In the entries that follow, find the word "接聽前即可知道來電者" and report each line it is on.

# DATA PROVIDED
──────────────────────────────

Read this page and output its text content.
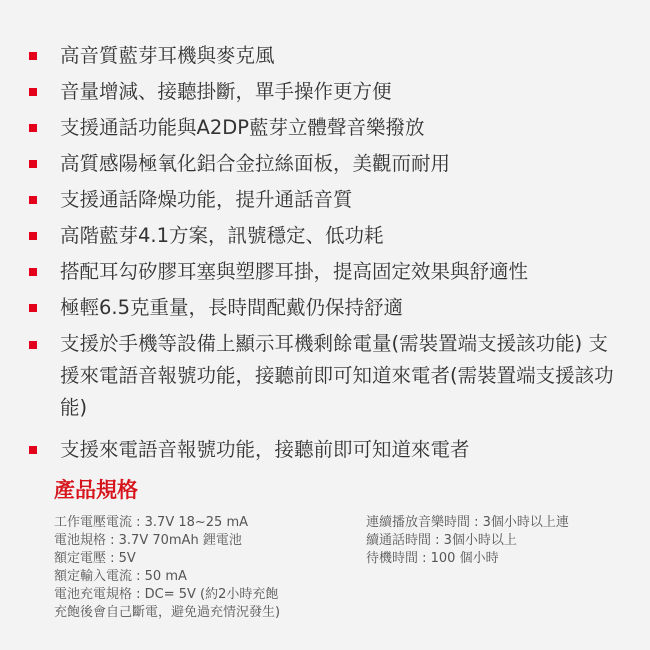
高音質藍芽耳機與麥克風
音量增減、接聽掛斷，單手操作更方便
支援通話功能與A2DP藍芽立體聲音樂撥放
高質感陽極氧化鋁合金拉絲面板，美觀而耐用
支援通話降燥功能，提升通話音質
高階藍芽4.1方案，訊號穩定、低功耗
搭配耳勾矽膠耳塞與塑膠耳掛，提高固定效果與舒適性
極輕6.5克重量，長時間配戴仍保持舒適
支援於手機等設備上顯示耳機剩餘電量(需裝置端支援該功能) 支援來電語音報號功能，接聽前即可知道來電者(需裝置端支援該功能)
支援來電語音報號功能，接聽前即可知道來電者
產品規格
工作電壓電流 : 3.7V 18~25 mA
電池規格 : 3.7V 70mAh 鋰電池
額定電壓 : 5V
額定輸入電流 : 50 mA
電池充電規格 : DC= 5V (約2小時充飽
充飽後會自己斷電，避免過充情況發生)
連續播放音樂時間 : 3個小時以上連
續通話時間 : 3個小時以上
待機時間 : 100 個小時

──────────────────────────────

# RESULT OF THIS EXERCISE
支援於手機等設備上顯示耳機剩餘電量(需裝置端支援該功能) 支援來電語音報號功能，接聽前即可知道來電者(需裝置端支援該功能)
支援來電語音報號功能，接聽前即可知道來電者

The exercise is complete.